- [Written request]:
Find each line in the following listing that has the string "Presentazione", then state the count and nothing else.
───── Input rows
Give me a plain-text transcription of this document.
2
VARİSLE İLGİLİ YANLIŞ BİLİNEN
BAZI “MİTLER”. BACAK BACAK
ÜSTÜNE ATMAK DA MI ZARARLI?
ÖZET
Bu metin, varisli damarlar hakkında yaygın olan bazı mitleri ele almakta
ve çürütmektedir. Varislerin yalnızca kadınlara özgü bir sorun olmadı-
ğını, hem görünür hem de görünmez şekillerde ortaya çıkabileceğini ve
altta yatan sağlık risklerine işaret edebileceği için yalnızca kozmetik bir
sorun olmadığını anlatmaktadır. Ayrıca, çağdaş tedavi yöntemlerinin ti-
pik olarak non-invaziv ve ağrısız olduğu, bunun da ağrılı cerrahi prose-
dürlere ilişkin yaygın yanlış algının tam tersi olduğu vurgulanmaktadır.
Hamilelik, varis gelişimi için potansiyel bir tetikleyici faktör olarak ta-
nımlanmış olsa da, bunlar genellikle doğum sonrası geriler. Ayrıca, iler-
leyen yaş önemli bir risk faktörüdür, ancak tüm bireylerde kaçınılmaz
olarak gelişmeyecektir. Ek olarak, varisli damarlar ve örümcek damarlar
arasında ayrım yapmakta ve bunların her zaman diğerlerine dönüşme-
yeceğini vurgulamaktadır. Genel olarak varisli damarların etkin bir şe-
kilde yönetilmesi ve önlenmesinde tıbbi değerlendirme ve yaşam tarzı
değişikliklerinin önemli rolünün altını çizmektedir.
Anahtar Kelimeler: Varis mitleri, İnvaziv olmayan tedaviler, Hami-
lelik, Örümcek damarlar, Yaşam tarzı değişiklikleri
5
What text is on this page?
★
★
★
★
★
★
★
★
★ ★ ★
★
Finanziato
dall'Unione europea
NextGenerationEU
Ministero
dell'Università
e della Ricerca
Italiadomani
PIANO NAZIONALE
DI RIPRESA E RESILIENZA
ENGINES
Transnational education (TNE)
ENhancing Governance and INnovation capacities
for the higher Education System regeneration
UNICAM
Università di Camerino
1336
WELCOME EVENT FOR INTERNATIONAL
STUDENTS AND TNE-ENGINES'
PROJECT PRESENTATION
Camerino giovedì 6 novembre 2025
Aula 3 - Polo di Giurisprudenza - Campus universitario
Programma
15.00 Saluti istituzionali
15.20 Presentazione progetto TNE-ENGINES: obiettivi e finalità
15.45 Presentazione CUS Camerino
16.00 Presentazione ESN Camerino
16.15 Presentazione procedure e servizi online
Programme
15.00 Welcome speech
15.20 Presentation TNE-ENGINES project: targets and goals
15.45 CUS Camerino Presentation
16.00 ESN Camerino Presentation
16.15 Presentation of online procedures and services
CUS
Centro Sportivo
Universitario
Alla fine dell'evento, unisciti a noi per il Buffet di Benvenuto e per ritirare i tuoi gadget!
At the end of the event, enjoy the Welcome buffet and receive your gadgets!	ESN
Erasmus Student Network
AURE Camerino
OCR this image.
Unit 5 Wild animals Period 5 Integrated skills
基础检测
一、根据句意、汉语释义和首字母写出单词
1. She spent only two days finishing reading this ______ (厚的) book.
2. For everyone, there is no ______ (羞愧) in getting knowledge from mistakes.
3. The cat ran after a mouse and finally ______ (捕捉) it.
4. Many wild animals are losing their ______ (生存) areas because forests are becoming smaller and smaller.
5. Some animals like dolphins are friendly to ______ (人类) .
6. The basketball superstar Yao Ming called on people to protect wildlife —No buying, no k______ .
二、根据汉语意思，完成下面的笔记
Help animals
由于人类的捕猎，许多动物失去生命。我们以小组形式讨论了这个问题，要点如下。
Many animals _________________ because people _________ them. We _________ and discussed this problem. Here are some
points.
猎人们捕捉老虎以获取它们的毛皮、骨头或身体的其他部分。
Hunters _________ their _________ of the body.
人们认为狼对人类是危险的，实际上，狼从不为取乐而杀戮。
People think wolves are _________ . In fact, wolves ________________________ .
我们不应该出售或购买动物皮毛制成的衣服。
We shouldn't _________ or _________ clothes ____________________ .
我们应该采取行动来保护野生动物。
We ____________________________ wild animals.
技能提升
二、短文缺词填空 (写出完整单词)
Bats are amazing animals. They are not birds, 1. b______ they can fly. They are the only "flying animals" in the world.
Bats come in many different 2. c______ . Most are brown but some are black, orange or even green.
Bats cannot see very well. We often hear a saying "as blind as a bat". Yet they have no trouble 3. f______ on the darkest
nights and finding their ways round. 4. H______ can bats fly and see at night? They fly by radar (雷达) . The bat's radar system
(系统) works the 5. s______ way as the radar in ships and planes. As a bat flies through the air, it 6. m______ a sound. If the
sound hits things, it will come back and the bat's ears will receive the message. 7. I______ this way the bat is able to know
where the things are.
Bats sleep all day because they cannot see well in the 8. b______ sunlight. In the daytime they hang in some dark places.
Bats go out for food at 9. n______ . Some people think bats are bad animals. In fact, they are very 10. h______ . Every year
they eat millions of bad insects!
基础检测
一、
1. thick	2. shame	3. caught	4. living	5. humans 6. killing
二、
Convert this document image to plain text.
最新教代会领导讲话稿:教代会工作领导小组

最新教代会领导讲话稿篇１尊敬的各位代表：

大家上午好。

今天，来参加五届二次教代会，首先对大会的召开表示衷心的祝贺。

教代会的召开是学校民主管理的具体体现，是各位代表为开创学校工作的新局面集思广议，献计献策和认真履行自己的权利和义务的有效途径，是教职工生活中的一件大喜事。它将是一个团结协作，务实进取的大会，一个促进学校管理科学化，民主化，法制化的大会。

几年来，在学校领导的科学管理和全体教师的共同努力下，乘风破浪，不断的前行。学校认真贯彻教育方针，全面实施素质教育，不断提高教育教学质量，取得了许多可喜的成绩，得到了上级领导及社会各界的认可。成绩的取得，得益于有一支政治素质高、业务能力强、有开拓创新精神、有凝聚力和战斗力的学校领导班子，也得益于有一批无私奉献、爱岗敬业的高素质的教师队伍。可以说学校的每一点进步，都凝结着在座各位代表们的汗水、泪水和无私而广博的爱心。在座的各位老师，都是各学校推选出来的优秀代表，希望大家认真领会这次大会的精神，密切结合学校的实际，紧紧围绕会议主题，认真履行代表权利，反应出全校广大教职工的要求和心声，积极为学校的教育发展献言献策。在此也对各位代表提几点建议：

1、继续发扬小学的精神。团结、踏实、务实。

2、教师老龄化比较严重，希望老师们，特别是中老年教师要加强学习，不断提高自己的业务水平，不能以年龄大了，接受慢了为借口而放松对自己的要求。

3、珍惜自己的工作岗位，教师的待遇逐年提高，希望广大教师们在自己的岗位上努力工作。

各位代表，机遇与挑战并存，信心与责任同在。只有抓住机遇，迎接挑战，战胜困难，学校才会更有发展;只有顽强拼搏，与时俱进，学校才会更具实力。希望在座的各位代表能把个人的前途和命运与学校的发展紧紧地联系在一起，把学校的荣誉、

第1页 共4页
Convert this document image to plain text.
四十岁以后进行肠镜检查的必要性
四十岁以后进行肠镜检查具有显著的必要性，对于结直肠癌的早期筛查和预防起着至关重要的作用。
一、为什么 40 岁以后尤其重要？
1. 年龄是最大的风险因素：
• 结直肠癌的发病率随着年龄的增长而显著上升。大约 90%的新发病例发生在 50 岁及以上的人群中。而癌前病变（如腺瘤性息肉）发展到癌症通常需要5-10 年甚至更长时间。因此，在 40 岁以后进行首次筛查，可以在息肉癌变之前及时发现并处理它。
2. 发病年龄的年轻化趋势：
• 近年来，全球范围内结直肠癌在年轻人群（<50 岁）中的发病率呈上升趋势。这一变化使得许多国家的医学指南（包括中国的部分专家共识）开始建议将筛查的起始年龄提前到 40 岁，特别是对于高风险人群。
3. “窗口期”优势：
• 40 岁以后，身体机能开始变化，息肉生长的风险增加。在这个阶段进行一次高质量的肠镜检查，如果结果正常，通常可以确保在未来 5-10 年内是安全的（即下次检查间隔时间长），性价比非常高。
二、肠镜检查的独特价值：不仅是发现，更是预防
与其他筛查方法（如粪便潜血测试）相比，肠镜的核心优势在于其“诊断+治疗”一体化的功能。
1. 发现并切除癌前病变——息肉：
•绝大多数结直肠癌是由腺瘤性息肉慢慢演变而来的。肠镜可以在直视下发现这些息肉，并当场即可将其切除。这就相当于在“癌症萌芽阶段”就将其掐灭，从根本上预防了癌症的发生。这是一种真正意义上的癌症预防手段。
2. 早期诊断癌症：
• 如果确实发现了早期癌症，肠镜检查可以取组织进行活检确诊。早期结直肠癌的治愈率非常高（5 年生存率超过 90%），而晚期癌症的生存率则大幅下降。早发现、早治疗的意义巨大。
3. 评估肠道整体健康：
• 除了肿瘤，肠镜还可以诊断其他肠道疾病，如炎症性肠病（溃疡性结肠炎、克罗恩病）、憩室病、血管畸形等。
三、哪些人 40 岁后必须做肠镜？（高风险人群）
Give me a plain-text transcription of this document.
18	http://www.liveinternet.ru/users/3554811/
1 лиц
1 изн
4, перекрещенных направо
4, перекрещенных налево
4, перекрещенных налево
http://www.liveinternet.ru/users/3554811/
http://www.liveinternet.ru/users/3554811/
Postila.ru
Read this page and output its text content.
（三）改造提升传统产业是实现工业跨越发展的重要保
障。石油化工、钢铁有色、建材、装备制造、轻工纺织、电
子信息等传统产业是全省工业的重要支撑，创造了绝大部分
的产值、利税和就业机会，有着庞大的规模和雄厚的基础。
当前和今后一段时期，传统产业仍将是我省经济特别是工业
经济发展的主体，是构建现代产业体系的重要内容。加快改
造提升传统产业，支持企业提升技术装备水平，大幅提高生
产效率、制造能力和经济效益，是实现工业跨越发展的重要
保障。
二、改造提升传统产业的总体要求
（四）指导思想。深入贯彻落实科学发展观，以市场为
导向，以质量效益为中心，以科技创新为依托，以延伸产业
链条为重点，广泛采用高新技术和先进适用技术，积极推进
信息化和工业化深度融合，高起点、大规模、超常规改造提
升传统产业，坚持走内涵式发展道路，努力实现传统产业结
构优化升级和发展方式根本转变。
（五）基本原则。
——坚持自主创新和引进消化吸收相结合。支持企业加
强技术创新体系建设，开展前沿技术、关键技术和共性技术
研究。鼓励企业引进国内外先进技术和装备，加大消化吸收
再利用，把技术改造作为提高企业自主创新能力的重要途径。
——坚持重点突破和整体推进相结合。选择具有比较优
──────────
- [Result of this task]:
4